• _Task directions_: Locate every line that holds the string "true" and copy it.
━━ Data for processing ━━
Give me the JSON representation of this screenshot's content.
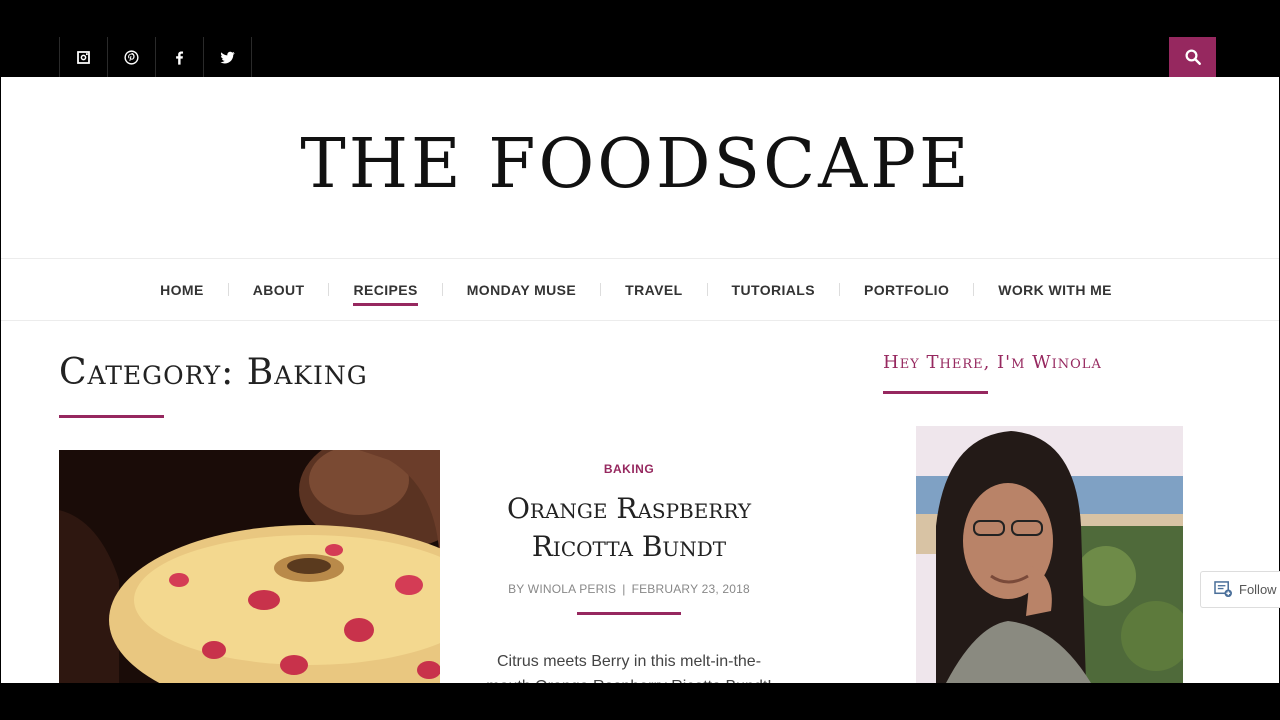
{
  "social": {
    "icons": [
      "instagram-icon",
      "pinterest-icon",
      "facebook-icon",
      "twitter-icon"
    ]
  },
  "site": {
    "title": "THE FOODSCAPE"
  },
  "nav": {
    "items": [
      {
        "label": "HOME"
      },
      {
        "label": "ABOUT"
      },
      {
        "label": "RECIPES",
        "active": true
      },
      {
        "label": "MONDAY MUSE"
      },
      {
        "label": "TRAVEL"
      },
      {
        "label": "TUTORIALS"
      },
      {
        "label": "PORTFOLIO"
      },
      {
        "label": "WORK WITH ME"
      }
    ]
  },
  "archive": {
    "title": "Category: Baking"
  },
  "post": {
    "category": "BAKING",
    "title": "Orange Raspberry Ricotta Bundt",
    "author": "BY WINOLA PERIS",
    "separator": "|",
    "date": "FEBRUARY 23, 2018",
    "excerpt": "Citrus meets Berry in this melt-in-the-mouth Orange Raspberry Ricotta Bundt!"
  },
  "sidebar": {
    "widget_title": "Hey There, I'm Winola"
  },
  "follow": {
    "label": "Follow"
  },
  "colors": {
    "accent": "#96285f",
    "topbar": "#000000",
    "page": "#ffffff"
  }
}
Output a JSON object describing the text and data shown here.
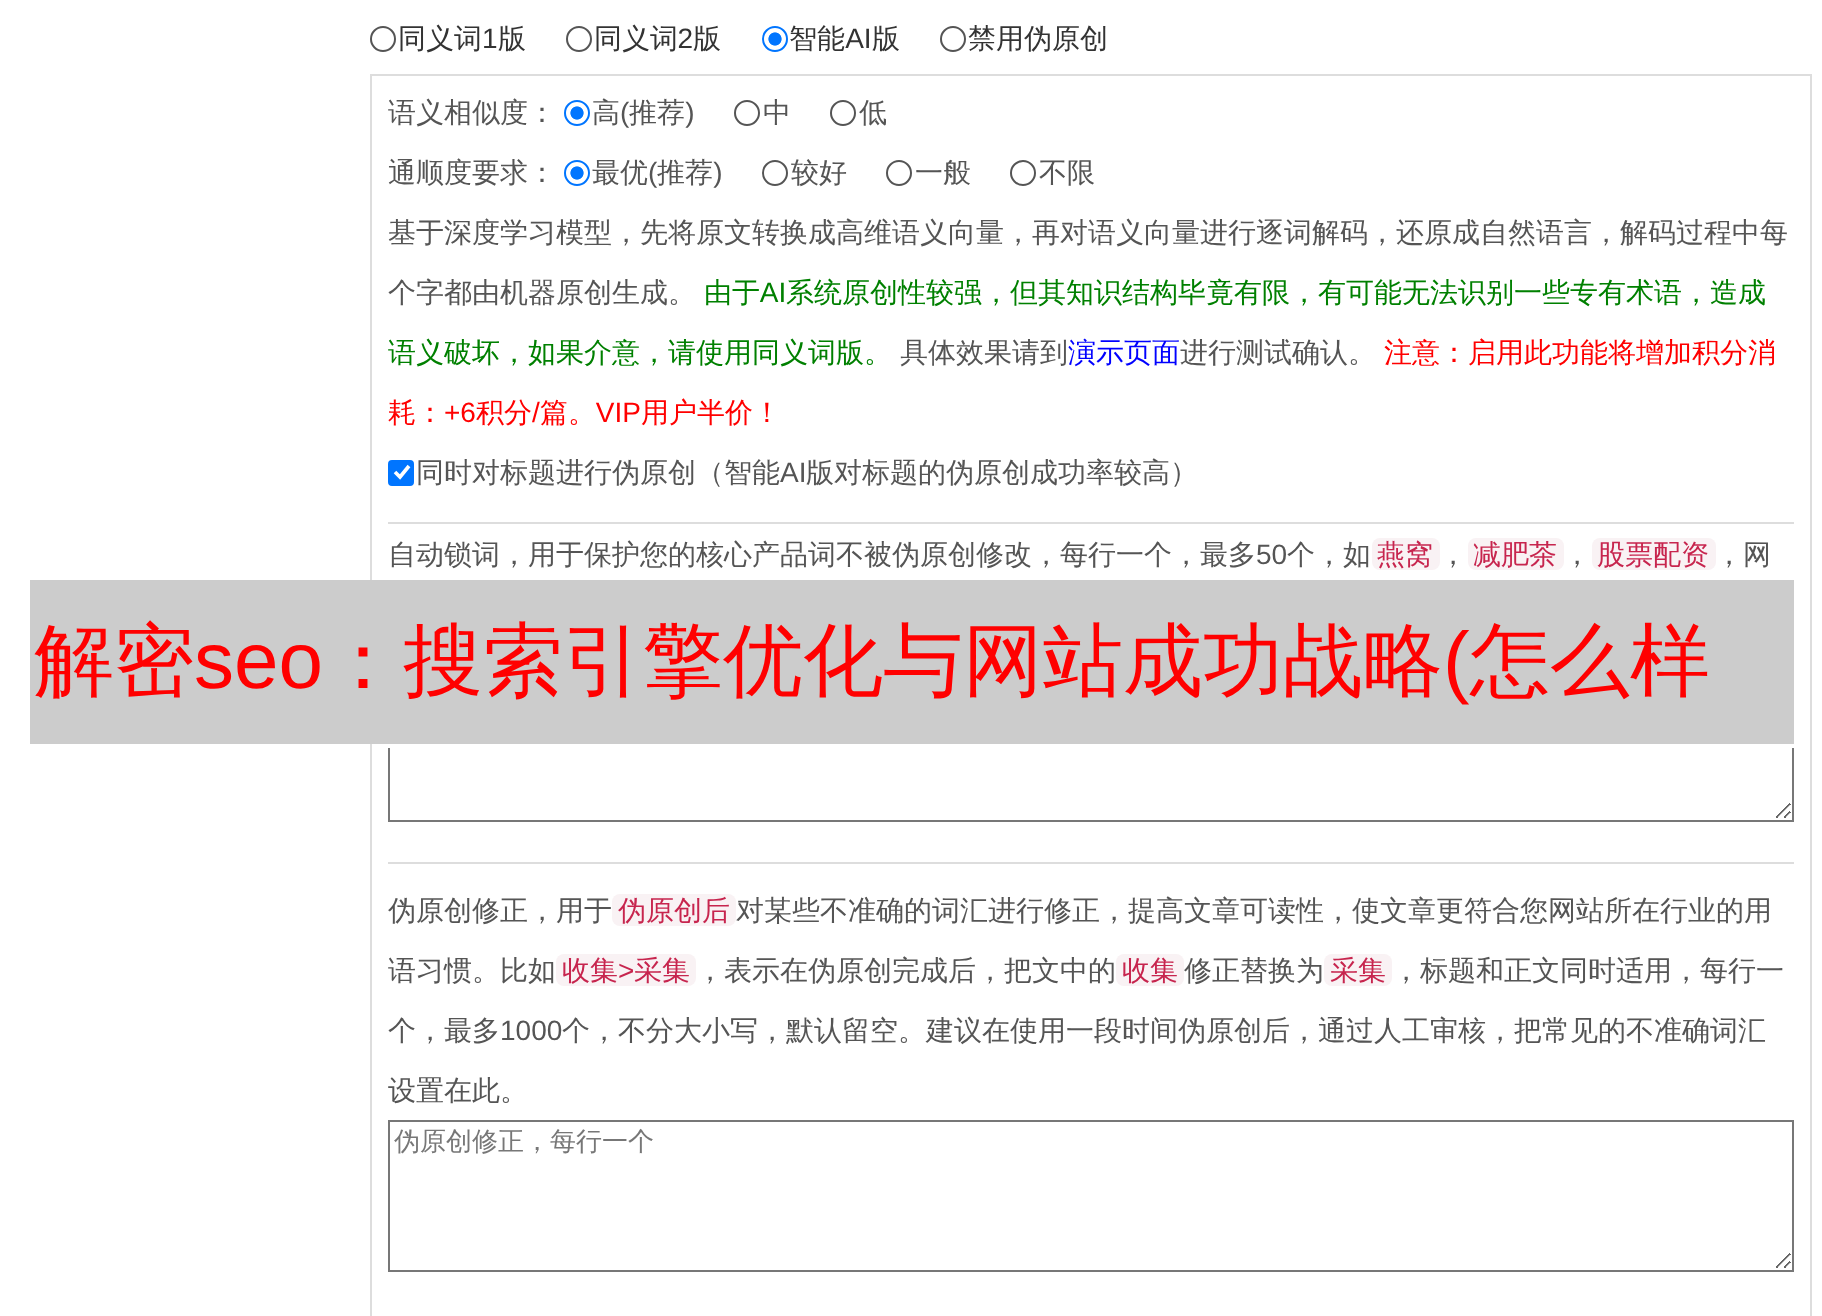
{
  "mode_options": [
    {
      "label": "同义词1版",
      "selected": false
    },
    {
      "label": "同义词2版",
      "selected": false
    },
    {
      "label": "智能AI版",
      "selected": true
    },
    {
      "label": "禁用伪原创",
      "selected": false
    }
  ],
  "similarity": {
    "label": "语义相似度：",
    "options": [
      {
        "label": "高(推荐)",
        "selected": true
      },
      {
        "label": "中",
        "selected": false
      },
      {
        "label": "低",
        "selected": false
      }
    ]
  },
  "fluency": {
    "label": "通顺度要求：",
    "options": [
      {
        "label": "最优(推荐)",
        "selected": true
      },
      {
        "label": "较好",
        "selected": false
      },
      {
        "label": "一般",
        "selected": false
      },
      {
        "label": "不限",
        "selected": false
      }
    ]
  },
  "description": [
    {
      "kind": "plain",
      "text": "基于深度学习模型，先将原文转换成高维语义向量，再对语义向量进行逐词解码，还原成自然语言，解码过程中每个字都由机器原创生成。 "
    },
    {
      "kind": "green",
      "text": "由于AI系统原创性较强，但其知识结构毕竟有限，有可能无法识别一些专有术语，造成语义破坏，如果介意，请使用同义词版。"
    },
    {
      "kind": "plain",
      "text": " 具体效果请到"
    },
    {
      "kind": "link",
      "text": "演示页面"
    },
    {
      "kind": "plain",
      "text": "进行测试确认。 "
    },
    {
      "kind": "red",
      "text": "注意：启用此功能将增加积分消耗：+6积分/篇。VIP用户半价！"
    }
  ],
  "title_option": {
    "label": "同时对标题进行伪原创（智能AI版对标题的伪原创成功率较高）",
    "checked": true
  },
  "lock_words": {
    "segments": [
      {
        "kind": "plain",
        "text": "自动锁词，用于保护您的核心产品词不被伪原创修改，每行一个，最多50个，如"
      },
      {
        "kind": "code",
        "text": "燕窝"
      },
      {
        "kind": "plain",
        "text": "，"
      },
      {
        "kind": "code",
        "text": "减肥茶"
      },
      {
        "kind": "plain",
        "text": "，"
      },
      {
        "kind": "code",
        "text": "股票配资"
      },
      {
        "kind": "plain",
        "text": "，网"
      }
    ]
  },
  "correction": {
    "segments": [
      {
        "kind": "plain",
        "text": "伪原创修正，用于"
      },
      {
        "kind": "code",
        "text": "伪原创后"
      },
      {
        "kind": "plain",
        "text": "对某些不准确的词汇进行修正，提高文章可读性，使文章更符合您网站所在行业的用语习惯。比如"
      },
      {
        "kind": "code",
        "text": "收集>采集"
      },
      {
        "kind": "plain",
        "text": "，表示在伪原创完成后，把文中的"
      },
      {
        "kind": "code",
        "text": "收集"
      },
      {
        "kind": "plain",
        "text": "修正替换为"
      },
      {
        "kind": "code",
        "text": "采集"
      },
      {
        "kind": "plain",
        "text": "，标题和正文同时适用，每行一个，最多1000个，不分大小写，默认留空。建议在使用一段时间伪原创后，通过人工审核，把常见的不准确词汇设置在此。"
      }
    ],
    "placeholder": "伪原创修正，每行一个"
  },
  "banner": {
    "text": "解密seo：搜索引擎优化与网站成功战略(怎么样"
  }
}
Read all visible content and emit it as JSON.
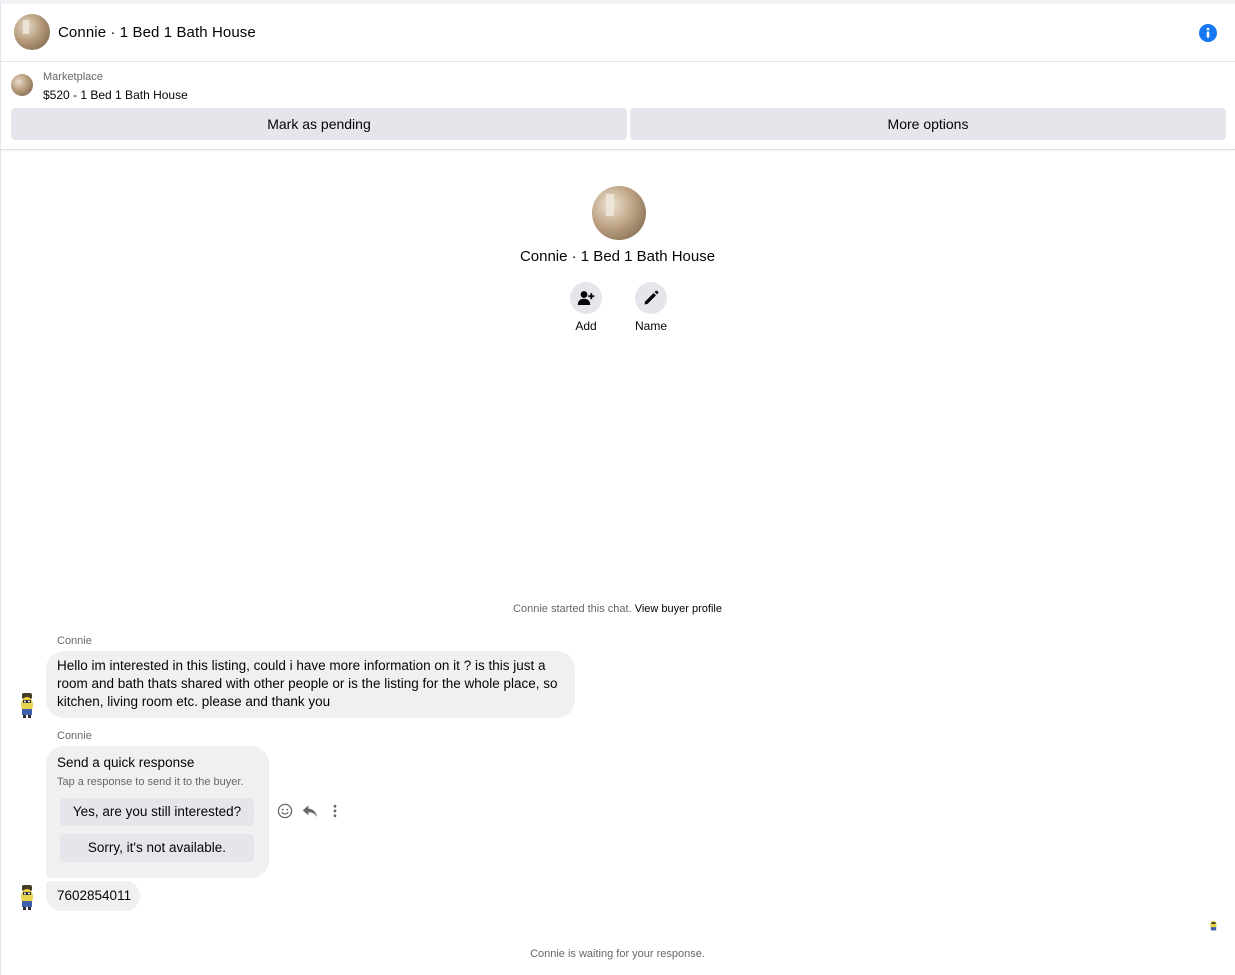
━━━
• _Written answer_:
        "active": true
      "selected": true
        "selected": true
        "selected": true
    "checked": true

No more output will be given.